[EXERCISE GOAL]: Determine the number of lines that contain the word "intro", then state that number and nothing more.

Data excerpts
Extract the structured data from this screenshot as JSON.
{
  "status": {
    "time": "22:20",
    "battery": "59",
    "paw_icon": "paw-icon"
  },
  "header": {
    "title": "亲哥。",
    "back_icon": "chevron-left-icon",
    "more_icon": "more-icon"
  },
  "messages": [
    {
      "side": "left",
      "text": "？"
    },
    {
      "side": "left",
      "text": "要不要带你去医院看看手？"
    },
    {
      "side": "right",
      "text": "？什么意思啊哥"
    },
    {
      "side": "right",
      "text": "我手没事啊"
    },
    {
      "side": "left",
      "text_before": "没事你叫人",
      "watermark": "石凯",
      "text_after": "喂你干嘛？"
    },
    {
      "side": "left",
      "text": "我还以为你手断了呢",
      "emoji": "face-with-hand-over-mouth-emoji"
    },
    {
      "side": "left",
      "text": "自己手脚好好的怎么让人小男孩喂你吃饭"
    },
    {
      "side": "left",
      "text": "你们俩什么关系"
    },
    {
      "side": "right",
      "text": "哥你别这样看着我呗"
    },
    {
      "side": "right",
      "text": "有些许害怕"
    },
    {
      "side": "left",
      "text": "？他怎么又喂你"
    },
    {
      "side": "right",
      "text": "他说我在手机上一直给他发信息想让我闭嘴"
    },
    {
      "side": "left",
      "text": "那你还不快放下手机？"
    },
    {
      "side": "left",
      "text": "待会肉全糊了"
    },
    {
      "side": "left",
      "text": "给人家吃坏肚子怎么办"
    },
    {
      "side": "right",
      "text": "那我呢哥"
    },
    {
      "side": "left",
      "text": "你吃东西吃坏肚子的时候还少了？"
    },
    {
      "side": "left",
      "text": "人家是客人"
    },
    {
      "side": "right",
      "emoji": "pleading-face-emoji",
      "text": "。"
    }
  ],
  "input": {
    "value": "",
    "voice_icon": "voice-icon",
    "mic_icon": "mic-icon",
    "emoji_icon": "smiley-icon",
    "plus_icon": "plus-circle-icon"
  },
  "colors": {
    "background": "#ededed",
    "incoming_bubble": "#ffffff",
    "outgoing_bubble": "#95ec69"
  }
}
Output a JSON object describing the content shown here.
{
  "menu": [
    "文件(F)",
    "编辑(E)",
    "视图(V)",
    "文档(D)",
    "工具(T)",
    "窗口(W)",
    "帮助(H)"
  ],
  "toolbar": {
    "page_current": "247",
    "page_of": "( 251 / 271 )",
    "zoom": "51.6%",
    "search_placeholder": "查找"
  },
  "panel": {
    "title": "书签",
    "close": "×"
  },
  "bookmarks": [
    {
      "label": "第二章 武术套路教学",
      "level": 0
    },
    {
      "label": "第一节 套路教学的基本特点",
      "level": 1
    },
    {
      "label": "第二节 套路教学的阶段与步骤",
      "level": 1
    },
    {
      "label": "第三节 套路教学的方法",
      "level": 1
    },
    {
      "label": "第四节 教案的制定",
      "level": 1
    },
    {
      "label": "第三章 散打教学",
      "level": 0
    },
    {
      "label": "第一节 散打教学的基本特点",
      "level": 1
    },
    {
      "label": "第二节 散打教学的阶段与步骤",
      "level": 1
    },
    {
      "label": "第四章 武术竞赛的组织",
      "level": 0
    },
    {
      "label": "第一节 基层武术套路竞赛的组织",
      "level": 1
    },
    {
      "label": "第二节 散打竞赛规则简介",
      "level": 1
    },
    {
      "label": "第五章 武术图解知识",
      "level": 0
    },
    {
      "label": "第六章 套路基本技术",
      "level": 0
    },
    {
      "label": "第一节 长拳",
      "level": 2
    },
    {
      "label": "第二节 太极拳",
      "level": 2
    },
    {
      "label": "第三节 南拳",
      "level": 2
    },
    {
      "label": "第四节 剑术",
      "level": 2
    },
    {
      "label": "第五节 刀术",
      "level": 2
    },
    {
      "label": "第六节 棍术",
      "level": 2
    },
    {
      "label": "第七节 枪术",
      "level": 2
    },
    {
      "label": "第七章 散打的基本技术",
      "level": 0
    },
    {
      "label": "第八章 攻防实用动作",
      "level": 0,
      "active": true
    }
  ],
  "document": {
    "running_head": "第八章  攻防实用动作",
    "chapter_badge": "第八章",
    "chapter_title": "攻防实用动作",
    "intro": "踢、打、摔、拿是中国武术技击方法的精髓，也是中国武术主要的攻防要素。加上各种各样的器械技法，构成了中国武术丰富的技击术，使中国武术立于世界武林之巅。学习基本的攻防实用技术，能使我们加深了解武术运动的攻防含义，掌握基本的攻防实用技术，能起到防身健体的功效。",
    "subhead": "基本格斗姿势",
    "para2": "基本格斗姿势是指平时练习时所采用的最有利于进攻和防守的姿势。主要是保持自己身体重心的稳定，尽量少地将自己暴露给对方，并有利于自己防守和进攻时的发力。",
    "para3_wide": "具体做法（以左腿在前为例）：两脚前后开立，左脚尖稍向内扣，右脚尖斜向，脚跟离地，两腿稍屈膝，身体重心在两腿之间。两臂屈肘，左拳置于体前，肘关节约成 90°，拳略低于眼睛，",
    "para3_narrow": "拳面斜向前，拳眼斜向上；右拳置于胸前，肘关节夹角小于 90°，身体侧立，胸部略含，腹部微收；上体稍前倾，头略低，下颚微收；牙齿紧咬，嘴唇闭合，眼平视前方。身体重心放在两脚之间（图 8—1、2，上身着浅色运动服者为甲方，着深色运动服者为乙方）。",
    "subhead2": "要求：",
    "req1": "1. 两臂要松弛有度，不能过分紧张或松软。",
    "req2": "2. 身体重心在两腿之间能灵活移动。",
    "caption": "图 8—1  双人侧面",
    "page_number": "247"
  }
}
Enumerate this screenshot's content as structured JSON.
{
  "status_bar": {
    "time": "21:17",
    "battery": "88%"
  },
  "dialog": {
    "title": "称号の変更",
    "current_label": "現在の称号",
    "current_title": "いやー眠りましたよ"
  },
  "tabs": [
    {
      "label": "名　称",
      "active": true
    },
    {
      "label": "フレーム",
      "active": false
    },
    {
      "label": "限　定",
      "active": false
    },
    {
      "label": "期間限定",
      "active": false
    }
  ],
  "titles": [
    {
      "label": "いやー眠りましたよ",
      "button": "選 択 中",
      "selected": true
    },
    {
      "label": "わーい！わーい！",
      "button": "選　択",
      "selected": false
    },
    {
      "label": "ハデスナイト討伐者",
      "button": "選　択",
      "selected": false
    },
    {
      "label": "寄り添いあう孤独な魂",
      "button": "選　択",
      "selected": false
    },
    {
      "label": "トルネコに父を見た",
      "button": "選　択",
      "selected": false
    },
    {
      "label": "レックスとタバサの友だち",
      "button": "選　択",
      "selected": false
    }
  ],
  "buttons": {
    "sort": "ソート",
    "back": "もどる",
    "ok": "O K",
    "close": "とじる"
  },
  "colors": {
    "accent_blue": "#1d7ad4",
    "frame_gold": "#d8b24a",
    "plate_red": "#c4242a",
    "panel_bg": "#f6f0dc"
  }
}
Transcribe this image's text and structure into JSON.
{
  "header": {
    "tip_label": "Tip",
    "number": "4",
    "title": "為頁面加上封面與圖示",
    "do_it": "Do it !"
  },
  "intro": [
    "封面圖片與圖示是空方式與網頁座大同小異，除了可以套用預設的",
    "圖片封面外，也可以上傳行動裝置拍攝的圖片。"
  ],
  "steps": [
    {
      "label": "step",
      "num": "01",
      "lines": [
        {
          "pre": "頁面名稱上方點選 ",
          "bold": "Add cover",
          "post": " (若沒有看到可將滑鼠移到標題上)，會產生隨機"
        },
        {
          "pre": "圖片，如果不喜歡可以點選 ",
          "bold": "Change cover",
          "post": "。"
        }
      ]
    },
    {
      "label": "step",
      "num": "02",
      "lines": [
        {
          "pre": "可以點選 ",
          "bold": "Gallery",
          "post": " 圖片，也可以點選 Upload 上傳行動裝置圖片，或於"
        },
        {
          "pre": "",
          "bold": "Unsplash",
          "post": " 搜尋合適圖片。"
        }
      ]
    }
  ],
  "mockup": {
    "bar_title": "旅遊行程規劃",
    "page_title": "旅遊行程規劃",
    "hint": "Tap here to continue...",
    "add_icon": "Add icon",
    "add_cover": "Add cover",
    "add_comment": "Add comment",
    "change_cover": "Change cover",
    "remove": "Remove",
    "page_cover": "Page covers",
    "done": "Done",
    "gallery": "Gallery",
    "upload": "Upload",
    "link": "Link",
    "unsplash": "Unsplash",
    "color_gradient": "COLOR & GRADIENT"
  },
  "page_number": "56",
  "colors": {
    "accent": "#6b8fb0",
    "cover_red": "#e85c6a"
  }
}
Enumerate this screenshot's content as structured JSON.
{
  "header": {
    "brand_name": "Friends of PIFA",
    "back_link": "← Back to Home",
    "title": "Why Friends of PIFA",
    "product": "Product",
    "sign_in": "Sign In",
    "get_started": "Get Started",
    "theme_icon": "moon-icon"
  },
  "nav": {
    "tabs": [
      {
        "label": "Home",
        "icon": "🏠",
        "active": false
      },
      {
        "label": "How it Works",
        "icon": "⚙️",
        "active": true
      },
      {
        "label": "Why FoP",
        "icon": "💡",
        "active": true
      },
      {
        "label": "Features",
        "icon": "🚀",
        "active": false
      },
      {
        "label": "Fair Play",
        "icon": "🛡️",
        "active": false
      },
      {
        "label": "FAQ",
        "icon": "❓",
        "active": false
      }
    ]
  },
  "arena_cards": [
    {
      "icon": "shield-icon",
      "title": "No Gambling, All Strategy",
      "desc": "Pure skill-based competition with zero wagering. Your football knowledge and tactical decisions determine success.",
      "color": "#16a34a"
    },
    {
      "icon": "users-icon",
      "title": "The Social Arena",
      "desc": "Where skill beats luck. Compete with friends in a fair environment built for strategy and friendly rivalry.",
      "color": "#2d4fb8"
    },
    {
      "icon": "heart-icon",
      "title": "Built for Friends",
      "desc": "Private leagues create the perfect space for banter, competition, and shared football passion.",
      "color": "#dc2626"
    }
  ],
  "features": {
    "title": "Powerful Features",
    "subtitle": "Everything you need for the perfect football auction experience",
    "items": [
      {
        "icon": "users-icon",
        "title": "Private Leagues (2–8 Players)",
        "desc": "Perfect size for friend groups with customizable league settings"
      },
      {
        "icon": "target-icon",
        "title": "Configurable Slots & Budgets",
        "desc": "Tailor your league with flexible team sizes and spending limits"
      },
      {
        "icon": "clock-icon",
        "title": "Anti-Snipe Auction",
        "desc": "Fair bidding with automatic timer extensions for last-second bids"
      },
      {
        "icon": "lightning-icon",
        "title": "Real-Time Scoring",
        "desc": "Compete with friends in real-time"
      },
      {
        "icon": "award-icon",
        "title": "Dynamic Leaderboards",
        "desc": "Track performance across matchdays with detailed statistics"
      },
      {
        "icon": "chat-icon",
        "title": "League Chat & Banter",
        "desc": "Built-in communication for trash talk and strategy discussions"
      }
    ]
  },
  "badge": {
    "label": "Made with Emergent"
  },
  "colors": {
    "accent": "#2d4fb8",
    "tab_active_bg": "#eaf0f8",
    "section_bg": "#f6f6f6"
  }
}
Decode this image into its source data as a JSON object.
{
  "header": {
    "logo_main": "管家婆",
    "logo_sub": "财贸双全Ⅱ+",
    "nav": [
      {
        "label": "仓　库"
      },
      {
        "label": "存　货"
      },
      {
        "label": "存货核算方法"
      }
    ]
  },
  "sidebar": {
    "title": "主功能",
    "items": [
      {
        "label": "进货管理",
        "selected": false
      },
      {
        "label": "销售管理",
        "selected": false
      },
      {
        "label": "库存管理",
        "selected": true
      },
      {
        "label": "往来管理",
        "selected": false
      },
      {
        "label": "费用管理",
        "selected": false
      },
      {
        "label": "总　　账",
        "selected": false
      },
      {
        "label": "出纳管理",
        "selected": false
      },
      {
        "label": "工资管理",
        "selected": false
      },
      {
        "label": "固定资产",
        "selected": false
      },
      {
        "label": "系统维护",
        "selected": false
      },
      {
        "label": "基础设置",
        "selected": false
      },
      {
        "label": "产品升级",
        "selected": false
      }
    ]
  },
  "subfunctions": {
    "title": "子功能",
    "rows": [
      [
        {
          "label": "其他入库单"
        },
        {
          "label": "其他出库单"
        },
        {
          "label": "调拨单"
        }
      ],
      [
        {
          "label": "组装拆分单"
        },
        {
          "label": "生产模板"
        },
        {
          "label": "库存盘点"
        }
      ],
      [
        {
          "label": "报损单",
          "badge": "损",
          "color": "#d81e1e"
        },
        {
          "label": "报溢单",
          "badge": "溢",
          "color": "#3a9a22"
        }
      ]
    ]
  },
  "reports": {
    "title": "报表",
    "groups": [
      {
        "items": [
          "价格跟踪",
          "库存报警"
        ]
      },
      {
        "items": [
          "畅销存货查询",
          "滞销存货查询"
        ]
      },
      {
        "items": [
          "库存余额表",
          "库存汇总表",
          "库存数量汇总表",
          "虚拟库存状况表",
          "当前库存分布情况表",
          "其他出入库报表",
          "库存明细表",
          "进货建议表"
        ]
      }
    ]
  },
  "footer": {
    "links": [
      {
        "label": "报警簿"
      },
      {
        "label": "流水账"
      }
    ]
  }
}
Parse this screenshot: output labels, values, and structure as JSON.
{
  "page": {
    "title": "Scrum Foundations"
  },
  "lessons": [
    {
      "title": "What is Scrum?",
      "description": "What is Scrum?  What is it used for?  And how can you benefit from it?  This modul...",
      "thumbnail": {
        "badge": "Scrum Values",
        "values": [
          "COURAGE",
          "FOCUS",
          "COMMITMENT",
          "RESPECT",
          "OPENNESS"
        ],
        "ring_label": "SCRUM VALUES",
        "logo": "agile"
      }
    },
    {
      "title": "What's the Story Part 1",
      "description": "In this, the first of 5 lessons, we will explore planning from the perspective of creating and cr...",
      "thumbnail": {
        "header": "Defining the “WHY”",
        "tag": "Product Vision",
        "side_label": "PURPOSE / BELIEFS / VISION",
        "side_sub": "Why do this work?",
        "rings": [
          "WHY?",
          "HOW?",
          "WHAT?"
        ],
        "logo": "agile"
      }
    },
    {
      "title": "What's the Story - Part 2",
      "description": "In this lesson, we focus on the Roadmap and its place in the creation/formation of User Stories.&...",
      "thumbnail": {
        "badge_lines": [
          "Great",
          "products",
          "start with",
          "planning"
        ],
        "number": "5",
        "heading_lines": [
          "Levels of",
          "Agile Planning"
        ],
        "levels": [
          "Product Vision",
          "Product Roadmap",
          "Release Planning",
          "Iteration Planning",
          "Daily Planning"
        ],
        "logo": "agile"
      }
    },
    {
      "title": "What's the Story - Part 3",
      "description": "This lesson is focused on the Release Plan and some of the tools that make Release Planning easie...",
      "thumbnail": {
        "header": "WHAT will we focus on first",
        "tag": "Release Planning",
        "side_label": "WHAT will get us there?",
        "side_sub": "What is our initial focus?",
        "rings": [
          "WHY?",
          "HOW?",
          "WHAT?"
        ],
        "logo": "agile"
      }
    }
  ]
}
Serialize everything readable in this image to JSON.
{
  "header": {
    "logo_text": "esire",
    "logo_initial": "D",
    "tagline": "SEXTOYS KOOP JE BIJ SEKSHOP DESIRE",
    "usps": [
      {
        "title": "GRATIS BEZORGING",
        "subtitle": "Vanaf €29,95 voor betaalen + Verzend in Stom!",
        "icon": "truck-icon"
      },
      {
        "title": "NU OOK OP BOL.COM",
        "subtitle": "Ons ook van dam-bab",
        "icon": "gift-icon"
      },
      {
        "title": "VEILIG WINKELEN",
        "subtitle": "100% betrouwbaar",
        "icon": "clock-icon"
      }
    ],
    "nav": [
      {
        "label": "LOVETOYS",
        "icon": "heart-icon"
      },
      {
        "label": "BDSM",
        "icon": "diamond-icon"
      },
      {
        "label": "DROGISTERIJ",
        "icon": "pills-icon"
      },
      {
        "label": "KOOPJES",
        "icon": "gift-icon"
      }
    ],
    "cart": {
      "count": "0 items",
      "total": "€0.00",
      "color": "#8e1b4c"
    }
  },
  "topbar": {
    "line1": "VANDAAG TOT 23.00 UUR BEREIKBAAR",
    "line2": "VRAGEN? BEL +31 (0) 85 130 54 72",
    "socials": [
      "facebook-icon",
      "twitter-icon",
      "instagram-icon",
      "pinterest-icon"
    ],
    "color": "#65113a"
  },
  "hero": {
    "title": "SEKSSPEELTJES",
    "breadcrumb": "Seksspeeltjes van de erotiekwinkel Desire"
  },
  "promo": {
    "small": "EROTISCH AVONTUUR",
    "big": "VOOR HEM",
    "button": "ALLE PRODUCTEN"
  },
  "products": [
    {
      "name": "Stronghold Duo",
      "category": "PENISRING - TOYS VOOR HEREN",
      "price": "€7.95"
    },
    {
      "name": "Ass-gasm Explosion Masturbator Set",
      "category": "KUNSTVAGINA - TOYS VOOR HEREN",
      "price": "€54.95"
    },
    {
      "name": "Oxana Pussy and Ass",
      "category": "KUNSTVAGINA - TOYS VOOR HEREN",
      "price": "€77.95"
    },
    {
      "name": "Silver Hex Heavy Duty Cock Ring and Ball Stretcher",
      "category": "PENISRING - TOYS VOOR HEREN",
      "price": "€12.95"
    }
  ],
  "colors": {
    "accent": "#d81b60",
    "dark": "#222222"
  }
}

[ANSWER TO THIS EXERCISE]: 2